* Begin *
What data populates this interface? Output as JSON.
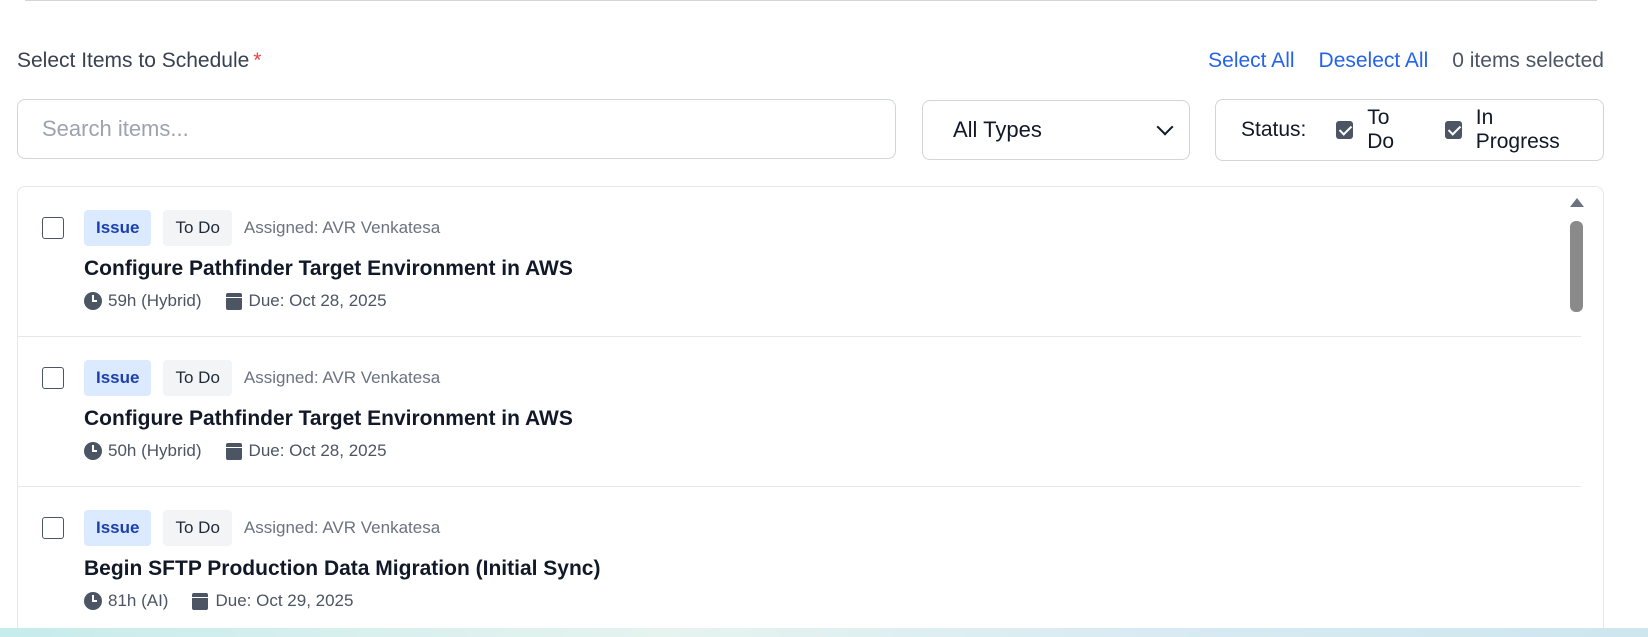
{
  "section": {
    "title": "Select Items to Schedule",
    "required_mark": "*",
    "select_all": "Select All",
    "deselect_all": "Deselect All",
    "selected_count": "0 items selected"
  },
  "filters": {
    "search_placeholder": "Search items...",
    "type_value": "All Types",
    "status_label": "Status:",
    "status_options": [
      {
        "label": "To Do",
        "checked": true
      },
      {
        "label": "In Progress",
        "checked": true
      }
    ]
  },
  "items": [
    {
      "type": "Issue",
      "status": "To Do",
      "assigned": "Assigned: AVR Venkatesa",
      "title": "Configure Pathfinder Target Environment in AWS",
      "hours": "59h (Hybrid)",
      "due": "Due: Oct 28, 2025",
      "checked": false
    },
    {
      "type": "Issue",
      "status": "To Do",
      "assigned": "Assigned: AVR Venkatesa",
      "title": "Configure Pathfinder Target Environment in AWS",
      "hours": "50h (Hybrid)",
      "due": "Due: Oct 28, 2025",
      "checked": false
    },
    {
      "type": "Issue",
      "status": "To Do",
      "assigned": "Assigned: AVR Venkatesa",
      "title": "Begin SFTP Production Data Migration (Initial Sync)",
      "hours": "81h (AI)",
      "due": "Due: Oct 29, 2025",
      "checked": false
    }
  ],
  "colors": {
    "accent_link": "#2563eb",
    "type_badge_bg": "#dbeafe",
    "type_badge_text": "#1e40af",
    "status_badge_bg": "#f3f4f6",
    "required": "#ef4444"
  },
  "icons": {
    "hours": "clock-icon",
    "due": "calendar-icon",
    "select_arrow": "chevron-down-icon"
  }
}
* End *
Task goal
Could you reproduce every record above exactly, leaving out the pictures?

The reply
What data populates this interface? Output as JSON.
{
  "section": {
    "title": "Select Items to Schedule",
    "required_mark": "*",
    "select_all": "Select All",
    "deselect_all": "Deselect All",
    "selected_count": "0 items selected"
  },
  "filters": {
    "search_placeholder": "Search items...",
    "type_value": "All Types",
    "status_label": "Status:",
    "status_options": [
      {
        "label": "To Do",
        "checked": true
      },
      {
        "label": "In Progress",
        "checked": true
      }
    ]
  },
  "items": [
    {
      "type": "Issue",
      "status": "To Do",
      "assigned": "Assigned: AVR Venkatesa",
      "title": "Configure Pathfinder Target Environment in AWS",
      "hours": "59h (Hybrid)",
      "due": "Due: Oct 28, 2025",
      "checked": false
    },
    {
      "type": "Issue",
      "status": "To Do",
      "assigned": "Assigned: AVR Venkatesa",
      "title": "Configure Pathfinder Target Environment in AWS",
      "hours": "50h (Hybrid)",
      "due": "Due: Oct 28, 2025",
      "checked": false
    },
    {
      "type": "Issue",
      "status": "To Do",
      "assigned": "Assigned: AVR Venkatesa",
      "title": "Begin SFTP Production Data Migration (Initial Sync)",
      "hours": "81h (AI)",
      "due": "Due: Oct 29, 2025",
      "checked": false
    }
  ],
  "colors": {
    "accent_link": "#2563eb",
    "type_badge_bg": "#dbeafe",
    "type_badge_text": "#1e40af",
    "status_badge_bg": "#f3f4f6",
    "required": "#ef4444"
  },
  "icons": {
    "hours": "clock-icon",
    "due": "calendar-icon",
    "select_arrow": "chevron-down-icon"
  }
}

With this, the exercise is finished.